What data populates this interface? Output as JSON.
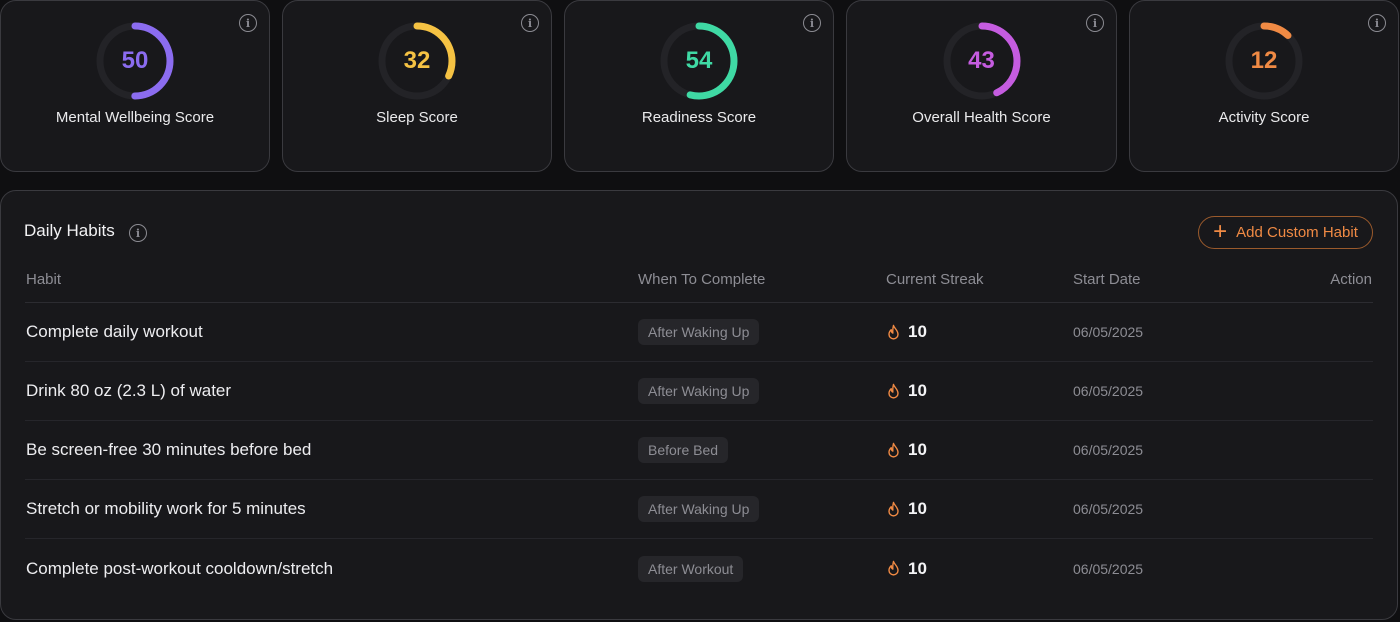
{
  "scores": [
    {
      "value": "50",
      "label": "Mental Wellbeing Score",
      "fraction": 0.5,
      "color": "#8b6cf0"
    },
    {
      "value": "32",
      "label": "Sleep Score",
      "fraction": 0.32,
      "color": "#f5c243"
    },
    {
      "value": "54",
      "label": "Readiness Score",
      "fraction": 0.54,
      "color": "#3fd9a4"
    },
    {
      "value": "43",
      "label": "Overall Health Score",
      "fraction": 0.43,
      "color": "#c55ce0"
    },
    {
      "value": "12",
      "label": "Activity Score",
      "fraction": 0.12,
      "color": "#f08a44"
    }
  ],
  "habits": {
    "title": "Daily Habits",
    "add_button_label": "Add Custom Habit",
    "columns": {
      "habit": "Habit",
      "when": "When To Complete",
      "streak": "Current Streak",
      "start": "Start Date",
      "action": "Action"
    },
    "rows": [
      {
        "name": "Complete daily workout",
        "when": "After Waking Up",
        "streak": "10",
        "start": "06/05/2025"
      },
      {
        "name": "Drink 80 oz (2.3 L) of water",
        "when": "After Waking Up",
        "streak": "10",
        "start": "06/05/2025"
      },
      {
        "name": "Be screen-free 30 minutes before bed",
        "when": "Before Bed",
        "streak": "10",
        "start": "06/05/2025"
      },
      {
        "name": "Stretch or mobility work for 5 minutes",
        "when": "After Waking Up",
        "streak": "10",
        "start": "06/05/2025"
      },
      {
        "name": "Complete post-workout cooldown/stretch",
        "when": "After Workout",
        "streak": "10",
        "start": "06/05/2025"
      }
    ]
  },
  "colors": {
    "flame": "#f08a44",
    "track": "#232327"
  },
  "icons": {
    "info": "info-icon",
    "plus": "plus-icon",
    "flame": "flame-icon"
  }
}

================

STATED PROBLEM: Print every record above exactly as written, leaving out the pictures.

WRITTEN SOLUTION:
What data populates this interface? Output as JSON.
{
  "scores": [
    {
      "value": "50",
      "label": "Mental Wellbeing Score",
      "fraction": 0.5,
      "color": "#8b6cf0"
    },
    {
      "value": "32",
      "label": "Sleep Score",
      "fraction": 0.32,
      "color": "#f5c243"
    },
    {
      "value": "54",
      "label": "Readiness Score",
      "fraction": 0.54,
      "color": "#3fd9a4"
    },
    {
      "value": "43",
      "label": "Overall Health Score",
      "fraction": 0.43,
      "color": "#c55ce0"
    },
    {
      "value": "12",
      "label": "Activity Score",
      "fraction": 0.12,
      "color": "#f08a44"
    }
  ],
  "habits": {
    "title": "Daily Habits",
    "add_button_label": "Add Custom Habit",
    "columns": {
      "habit": "Habit",
      "when": "When To Complete",
      "streak": "Current Streak",
      "start": "Start Date",
      "action": "Action"
    },
    "rows": [
      {
        "name": "Complete daily workout",
        "when": "After Waking Up",
        "streak": "10",
        "start": "06/05/2025"
      },
      {
        "name": "Drink 80 oz (2.3 L) of water",
        "when": "After Waking Up",
        "streak": "10",
        "start": "06/05/2025"
      },
      {
        "name": "Be screen-free 30 minutes before bed",
        "when": "Before Bed",
        "streak": "10",
        "start": "06/05/2025"
      },
      {
        "name": "Stretch or mobility work for 5 minutes",
        "when": "After Waking Up",
        "streak": "10",
        "start": "06/05/2025"
      },
      {
        "name": "Complete post-workout cooldown/stretch",
        "when": "After Workout",
        "streak": "10",
        "start": "06/05/2025"
      }
    ]
  },
  "colors": {
    "flame": "#f08a44",
    "track": "#232327"
  },
  "icons": {
    "info": "info-icon",
    "plus": "plus-icon",
    "flame": "flame-icon"
  }
}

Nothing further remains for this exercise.